■ **Work to do**: Reproduce every entry exactly as shown.

■ **Data excerpts**:
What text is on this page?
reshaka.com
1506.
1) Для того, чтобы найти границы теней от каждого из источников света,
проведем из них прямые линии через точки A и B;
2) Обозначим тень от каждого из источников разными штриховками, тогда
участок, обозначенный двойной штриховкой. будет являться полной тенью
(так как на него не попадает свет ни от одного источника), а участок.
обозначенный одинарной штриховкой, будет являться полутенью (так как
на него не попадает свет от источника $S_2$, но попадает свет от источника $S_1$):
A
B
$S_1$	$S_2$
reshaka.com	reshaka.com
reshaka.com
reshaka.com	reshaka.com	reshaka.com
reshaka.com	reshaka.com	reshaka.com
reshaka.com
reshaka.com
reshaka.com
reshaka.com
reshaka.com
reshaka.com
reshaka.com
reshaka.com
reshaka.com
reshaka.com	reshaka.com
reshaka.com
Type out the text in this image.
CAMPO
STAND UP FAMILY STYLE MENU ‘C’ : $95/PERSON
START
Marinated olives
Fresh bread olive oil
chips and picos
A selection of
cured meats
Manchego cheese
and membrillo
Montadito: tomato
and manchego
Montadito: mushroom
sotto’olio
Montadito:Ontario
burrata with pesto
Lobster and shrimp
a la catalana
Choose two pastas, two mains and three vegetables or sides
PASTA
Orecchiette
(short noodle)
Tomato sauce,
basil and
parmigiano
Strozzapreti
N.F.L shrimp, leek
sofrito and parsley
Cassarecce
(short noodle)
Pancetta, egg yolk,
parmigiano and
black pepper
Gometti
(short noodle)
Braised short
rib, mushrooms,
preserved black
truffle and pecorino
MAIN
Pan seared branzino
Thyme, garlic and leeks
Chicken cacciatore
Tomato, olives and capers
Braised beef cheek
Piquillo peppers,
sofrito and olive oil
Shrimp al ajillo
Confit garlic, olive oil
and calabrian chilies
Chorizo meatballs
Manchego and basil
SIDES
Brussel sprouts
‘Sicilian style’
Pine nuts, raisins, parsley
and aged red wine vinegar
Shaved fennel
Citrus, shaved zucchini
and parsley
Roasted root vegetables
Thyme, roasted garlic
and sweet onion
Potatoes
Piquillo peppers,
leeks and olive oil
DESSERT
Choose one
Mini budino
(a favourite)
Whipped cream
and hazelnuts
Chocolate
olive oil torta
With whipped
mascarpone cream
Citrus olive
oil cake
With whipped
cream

■ **Result of the exercise**:
What text is on this page?
reshaka.com
1506.
1) Для того, чтобы найти границы теней от каждого из источников света,
проведем из них прямые линии через точки A и B;
2) Обозначим тень от каждого из источников разными штриховками, тогда
участок, обозначенный двойной штриховкой. будет являться полной тенью
(так как на него не попадает свет ни от одного источника), а участок.
обозначенный одинарной штриховкой, будет являться полутенью (так как
на него не попадает свет от источника $S_2$, но попадает свет от источника $S_1$):
A
B
$S_1$	$S_2$
reshaka.com	reshaka.com
reshaka.com
reshaka.com	reshaka.com	reshaka.com
reshaka.com	reshaka.com	reshaka.com
reshaka.com
reshaka.com
reshaka.com
reshaka.com
reshaka.com
reshaka.com
reshaka.com
reshaka.com
reshaka.com
reshaka.com	reshaka.com
reshaka.com
Type out the text in this image.
CAMPO
STAND UP FAMILY STYLE MENU ‘C’ : $95/PERSON
START
Marinated olives
Fresh bread olive oil
chips and picos
A selection of
cured meats
Manchego cheese
and membrillo
Montadito: tomato
and manchego
Montadito: mushroom
sotto’olio
Montadito:Ontario
burrata with pesto
Lobster and shrimp
a la catalana
Choose two pastas, two mains and three vegetables or sides
PASTA
Orecchiette
(short noodle)
Tomato sauce,
basil and
parmigiano
Strozzapreti
N.F.L shrimp, leek
sofrito and parsley
Cassarecce
(short noodle)
Pancetta, egg yolk,
parmigiano and
black pepper
Gometti
(short noodle)
Braised short
rib, mushrooms,
preserved black
truffle and pecorino
MAIN
Pan seared branzino
Thyme, garlic and leeks
Chicken cacciatore
Tomato, olives and capers
Braised beef cheek
Piquillo peppers,
sofrito and olive oil
Shrimp al ajillo
Confit garlic, olive oil
and calabrian chilies
Chorizo meatballs
Manchego and basil
SIDES
Brussel sprouts
‘Sicilian style’
Pine nuts, raisins, parsley
and aged red wine vinegar
Shaved fennel
Citrus, shaved zucchini
and parsley
Roasted root vegetables
Thyme, roasted garlic
and sweet onion
Potatoes
Piquillo peppers,
leeks and olive oil
DESSERT
Choose one
Mini budino
(a favourite)
Whipped cream
and hazelnuts
Chocolate
olive oil torta
With whipped
mascarpone cream
Citrus olive
oil cake
With whipped
cream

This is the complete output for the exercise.